• INSTRUCTION
Output every entry exactly as written, but omit the pictures.

═════ EXERCISE INPUTS ═════

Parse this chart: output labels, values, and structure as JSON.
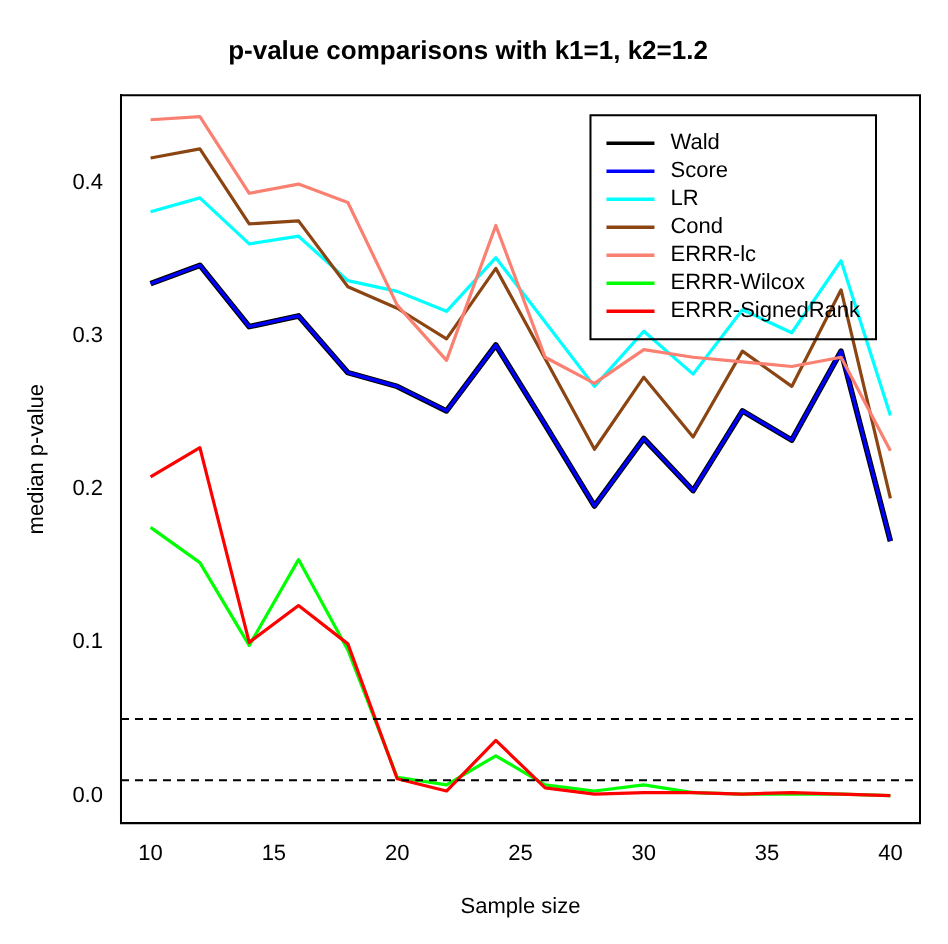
{
  "chart_data": {
    "type": "line",
    "title": "p-value comparisons with k1=1, k2=1.2",
    "xlabel": "Sample size",
    "ylabel": "median p-value",
    "x": [
      10,
      12,
      14,
      16,
      18,
      20,
      22,
      24,
      26,
      28,
      30,
      32,
      34,
      36,
      38,
      40
    ],
    "xlim": [
      8.8,
      41.2
    ],
    "xticks": [
      10,
      15,
      20,
      25,
      30,
      35,
      40
    ],
    "ylim": [
      -0.018,
      0.457
    ],
    "yticks": [
      {
        "value": 0,
        "label": "0.0"
      },
      0.1,
      0.2,
      0.3,
      0.4
    ],
    "grid": false,
    "legend": "top right",
    "marker": "none",
    "line_style": "solid",
    "ref_lines": [
      {
        "axis": "y",
        "value": 0.05,
        "color": "#000000",
        "line_style": "dashed"
      },
      {
        "axis": "y",
        "value": 0.01,
        "color": "#000000",
        "line_style": "dashed"
      }
    ],
    "series": [
      {
        "name": "Wald",
        "color": "#000000",
        "values": [
          0.334,
          0.346,
          0.306,
          0.313,
          0.276,
          0.267,
          0.251,
          0.294,
          0.242,
          0.189,
          0.233,
          0.199,
          0.251,
          0.232,
          0.29,
          0.166
        ]
      },
      {
        "name": "Score",
        "color": "#0000ff",
        "values": [
          0.334,
          0.346,
          0.306,
          0.313,
          0.276,
          0.267,
          0.251,
          0.294,
          0.242,
          0.189,
          0.233,
          0.199,
          0.251,
          0.232,
          0.29,
          0.166
        ]
      },
      {
        "name": "LR",
        "color": "#00ffff",
        "values": [
          0.381,
          0.39,
          0.36,
          0.365,
          0.336,
          0.329,
          0.316,
          0.351,
          0.309,
          0.267,
          0.303,
          0.275,
          0.317,
          0.302,
          0.349,
          0.248
        ]
      },
      {
        "name": "Cond",
        "color": "#8b4513",
        "values": [
          0.416,
          0.422,
          0.373,
          0.375,
          0.332,
          0.318,
          0.298,
          0.344,
          0.285,
          0.226,
          0.273,
          0.234,
          0.29,
          0.267,
          0.33,
          0.194
        ]
      },
      {
        "name": "ERRR-lc",
        "color": "#fa8072",
        "values": [
          0.441,
          0.443,
          0.393,
          0.399,
          0.387,
          0.32,
          0.284,
          0.372,
          0.286,
          0.269,
          0.291,
          0.286,
          0.283,
          0.28,
          0.286,
          0.225
        ]
      },
      {
        "name": "ERRR-Wilcox",
        "color": "#00ff00",
        "values": [
          0.175,
          0.152,
          0.098,
          0.154,
          0.095,
          0.012,
          0.007,
          0.026,
          0.007,
          0.003,
          0.007,
          0.002,
          0.001,
          0.001,
          0.001,
          0
        ]
      },
      {
        "name": "ERRR-SignedRank",
        "color": "#ff0000",
        "values": [
          0.208,
          0.227,
          0.1,
          0.124,
          0.099,
          0.011,
          0.003,
          0.036,
          0.005,
          0.001,
          0.002,
          0.002,
          0.001,
          0.002,
          0.001,
          0
        ]
      }
    ]
  }
}
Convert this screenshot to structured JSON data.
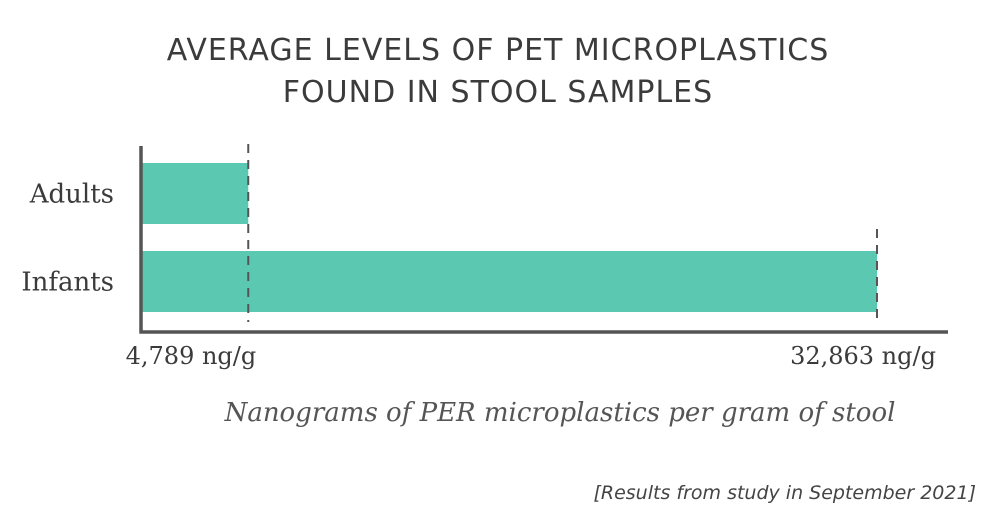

═════

• EXERCISE RESPONSE
Parse this chart: output labels, values, and structure as JSON.
{
  "chart_data": {
    "type": "line",
    "title": "p-value comparisons with k1=1, k2=1.2",
    "xlabel": "Sample size",
    "ylabel": "median p-value",
    "x": [
      10,
      12,
      14,
      16,
      18,
      20,
      22,
      24,
      26,
      28,
      30,
      32,
      34,
      36,
      38,
      40
    ],
    "xlim": [
      8.8,
      41.2
    ],
    "xticks": [
      10,
      15,
      20,
      25,
      30,
      35,
      40
    ],
    "ylim": [
      -0.018,
      0.457
    ],
    "yticks": [
      {
        "value": 0,
        "label": "0.0"
      },
      0.1,
      0.2,
      0.3,
      0.4
    ],
    "grid": false,
    "legend": "top right",
    "marker": "none",
    "line_style": "solid",
    "ref_lines": [
      {
        "axis": "y",
        "value": 0.05,
        "color": "#000000",
        "line_style": "dashed"
      },
      {
        "axis": "y",
        "value": 0.01,
        "color": "#000000",
        "line_style": "dashed"
      }
    ],
    "series": [
      {
        "name": "Wald",
        "color": "#000000",
        "values": [
          0.334,
          0.346,
          0.306,
          0.313,
          0.276,
          0.267,
          0.251,
          0.294,
          0.242,
          0.189,
          0.233,
          0.199,
          0.251,
          0.232,
          0.29,
          0.166
        ]
      },
      {
        "name": "Score",
        "color": "#0000ff",
        "values": [
          0.334,
          0.346,
          0.306,
          0.313,
          0.276,
          0.267,
          0.251,
          0.294,
          0.242,
          0.189,
          0.233,
          0.199,
          0.251,
          0.232,
          0.29,
          0.166
        ]
      },
      {
        "name": "LR",
        "color": "#00ffff",
        "values": [
          0.381,
          0.39,
          0.36,
          0.365,
          0.336,
          0.329,
          0.316,
          0.351,
          0.309,
          0.267,
          0.303,
          0.275,
          0.317,
          0.302,
          0.349,
          0.248
        ]
      },
      {
        "name": "Cond",
        "color": "#8b4513",
        "values": [
          0.416,
          0.422,
          0.373,
          0.375,
          0.332,
          0.318,
          0.298,
          0.344,
          0.285,
          0.226,
          0.273,
          0.234,
          0.29,
          0.267,
          0.33,
          0.194
        ]
      },
      {
        "name": "ERRR-lc",
        "color": "#fa8072",
        "values": [
          0.441,
          0.443,
          0.393,
          0.399,
          0.387,
          0.32,
          0.284,
          0.372,
          0.286,
          0.269,
          0.291,
          0.286,
          0.283,
          0.28,
          0.286,
          0.225
        ]
      },
      {
        "name": "ERRR-Wilcox",
        "color": "#00ff00",
        "values": [
          0.175,
          0.152,
          0.098,
          0.154,
          0.095,
          0.012,
          0.007,
          0.026,
          0.007,
          0.003,
          0.007,
          0.002,
          0.001,
          0.001,
          0.001,
          0
        ]
      },
      {
        "name": "ERRR-SignedRank",
        "color": "#ff0000",
        "values": [
          0.208,
          0.227,
          0.1,
          0.124,
          0.099,
          0.011,
          0.003,
          0.036,
          0.005,
          0.001,
          0.002,
          0.002,
          0.001,
          0.002,
          0.001,
          0
        ]
      }
    ]
  }
}
Convert this screenshot to structured JSON data.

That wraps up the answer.